#### Available records

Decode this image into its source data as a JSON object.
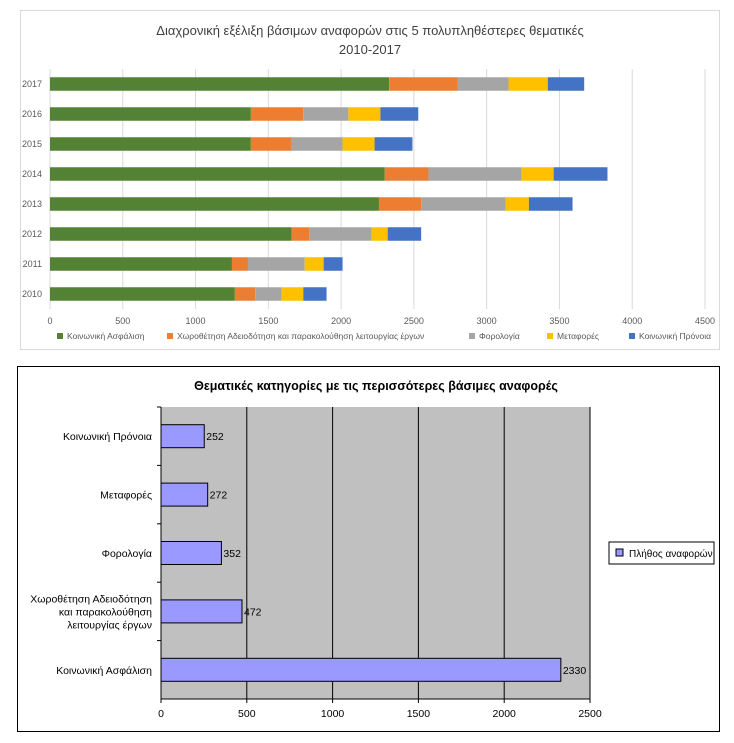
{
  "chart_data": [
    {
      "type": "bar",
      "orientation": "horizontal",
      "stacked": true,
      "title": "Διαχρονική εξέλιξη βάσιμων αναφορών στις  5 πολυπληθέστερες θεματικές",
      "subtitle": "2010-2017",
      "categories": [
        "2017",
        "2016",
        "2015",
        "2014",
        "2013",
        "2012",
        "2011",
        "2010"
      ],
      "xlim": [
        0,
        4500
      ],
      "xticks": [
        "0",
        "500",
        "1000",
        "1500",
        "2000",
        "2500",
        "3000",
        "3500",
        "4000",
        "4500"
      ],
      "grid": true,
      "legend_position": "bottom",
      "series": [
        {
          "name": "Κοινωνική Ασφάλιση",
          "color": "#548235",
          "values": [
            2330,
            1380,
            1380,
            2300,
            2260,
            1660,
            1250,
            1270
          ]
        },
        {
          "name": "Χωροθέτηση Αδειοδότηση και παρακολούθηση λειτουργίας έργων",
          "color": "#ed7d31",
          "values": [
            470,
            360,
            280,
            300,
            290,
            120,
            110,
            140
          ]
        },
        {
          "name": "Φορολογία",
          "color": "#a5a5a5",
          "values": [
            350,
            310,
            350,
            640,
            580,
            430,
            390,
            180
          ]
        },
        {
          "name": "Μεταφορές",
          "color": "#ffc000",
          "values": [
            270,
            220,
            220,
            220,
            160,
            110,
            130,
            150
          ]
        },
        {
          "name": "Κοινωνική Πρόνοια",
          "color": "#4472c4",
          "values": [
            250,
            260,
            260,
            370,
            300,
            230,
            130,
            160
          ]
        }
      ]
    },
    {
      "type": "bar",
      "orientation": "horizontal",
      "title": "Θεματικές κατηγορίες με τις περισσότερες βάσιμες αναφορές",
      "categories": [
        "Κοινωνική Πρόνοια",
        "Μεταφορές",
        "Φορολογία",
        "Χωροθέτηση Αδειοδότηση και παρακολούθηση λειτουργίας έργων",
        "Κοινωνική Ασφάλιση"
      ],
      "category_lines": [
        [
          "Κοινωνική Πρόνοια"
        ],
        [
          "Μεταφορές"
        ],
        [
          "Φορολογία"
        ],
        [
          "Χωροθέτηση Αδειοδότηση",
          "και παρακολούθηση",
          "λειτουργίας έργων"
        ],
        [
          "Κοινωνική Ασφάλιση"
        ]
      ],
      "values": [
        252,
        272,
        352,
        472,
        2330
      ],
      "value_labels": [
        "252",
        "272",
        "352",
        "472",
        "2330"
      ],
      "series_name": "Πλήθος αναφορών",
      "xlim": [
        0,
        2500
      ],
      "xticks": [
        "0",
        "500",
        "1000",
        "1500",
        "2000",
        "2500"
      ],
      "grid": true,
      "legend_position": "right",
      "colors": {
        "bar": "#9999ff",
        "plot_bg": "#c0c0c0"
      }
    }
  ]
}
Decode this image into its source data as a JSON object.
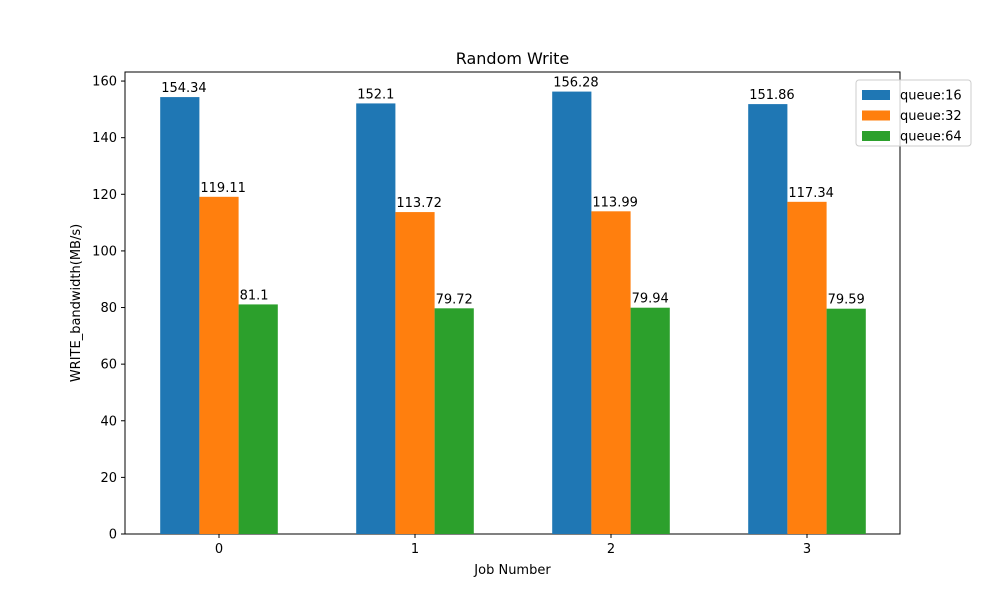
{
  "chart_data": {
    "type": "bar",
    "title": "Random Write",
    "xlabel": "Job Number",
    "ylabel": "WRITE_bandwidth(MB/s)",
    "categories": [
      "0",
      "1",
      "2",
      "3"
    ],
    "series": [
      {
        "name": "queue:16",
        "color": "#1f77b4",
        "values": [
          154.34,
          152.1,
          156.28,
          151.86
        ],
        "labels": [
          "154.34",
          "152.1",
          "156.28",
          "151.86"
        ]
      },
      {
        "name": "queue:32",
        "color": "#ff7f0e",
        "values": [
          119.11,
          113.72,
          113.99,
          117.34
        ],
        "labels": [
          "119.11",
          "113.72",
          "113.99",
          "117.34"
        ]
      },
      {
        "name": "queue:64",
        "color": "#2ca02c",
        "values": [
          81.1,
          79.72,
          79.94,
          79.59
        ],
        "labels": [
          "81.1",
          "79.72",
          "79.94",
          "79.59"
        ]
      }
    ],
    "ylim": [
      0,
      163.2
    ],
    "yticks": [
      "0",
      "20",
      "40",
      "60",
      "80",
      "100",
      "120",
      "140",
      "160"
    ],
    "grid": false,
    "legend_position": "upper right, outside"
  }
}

########
#### Available records

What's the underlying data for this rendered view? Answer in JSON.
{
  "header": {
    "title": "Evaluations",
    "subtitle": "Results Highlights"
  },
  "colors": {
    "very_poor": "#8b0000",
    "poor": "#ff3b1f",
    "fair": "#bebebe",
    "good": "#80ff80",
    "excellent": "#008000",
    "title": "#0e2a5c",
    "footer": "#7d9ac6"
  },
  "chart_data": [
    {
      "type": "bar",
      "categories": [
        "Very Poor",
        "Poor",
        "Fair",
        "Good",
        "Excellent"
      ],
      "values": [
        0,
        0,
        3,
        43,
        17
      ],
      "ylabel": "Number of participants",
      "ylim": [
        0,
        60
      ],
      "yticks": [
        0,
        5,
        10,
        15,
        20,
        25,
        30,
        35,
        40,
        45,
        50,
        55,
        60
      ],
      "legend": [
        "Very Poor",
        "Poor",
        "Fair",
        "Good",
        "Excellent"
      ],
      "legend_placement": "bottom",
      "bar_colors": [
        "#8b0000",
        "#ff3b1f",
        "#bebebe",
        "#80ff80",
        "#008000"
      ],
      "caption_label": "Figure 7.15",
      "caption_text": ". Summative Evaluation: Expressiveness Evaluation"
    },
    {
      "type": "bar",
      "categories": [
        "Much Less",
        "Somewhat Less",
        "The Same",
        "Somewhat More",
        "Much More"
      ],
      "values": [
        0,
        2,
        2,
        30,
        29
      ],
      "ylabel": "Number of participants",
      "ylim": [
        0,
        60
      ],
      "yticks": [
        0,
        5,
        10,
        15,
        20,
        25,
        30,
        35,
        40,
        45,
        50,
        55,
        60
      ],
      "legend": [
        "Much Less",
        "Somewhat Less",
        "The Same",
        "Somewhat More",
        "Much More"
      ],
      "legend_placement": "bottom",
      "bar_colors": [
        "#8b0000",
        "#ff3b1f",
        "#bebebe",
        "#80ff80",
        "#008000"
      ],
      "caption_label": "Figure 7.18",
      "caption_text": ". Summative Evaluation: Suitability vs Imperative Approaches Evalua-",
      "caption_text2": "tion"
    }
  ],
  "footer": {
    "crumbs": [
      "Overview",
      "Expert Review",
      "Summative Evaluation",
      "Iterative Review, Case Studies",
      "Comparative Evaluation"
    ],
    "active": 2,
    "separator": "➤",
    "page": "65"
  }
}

########

• Task to carry out: Where a line contains the string "right", extract that line.

• Result of the task:
      "legend_position": "right",
    "legend_position": "upper right, outside"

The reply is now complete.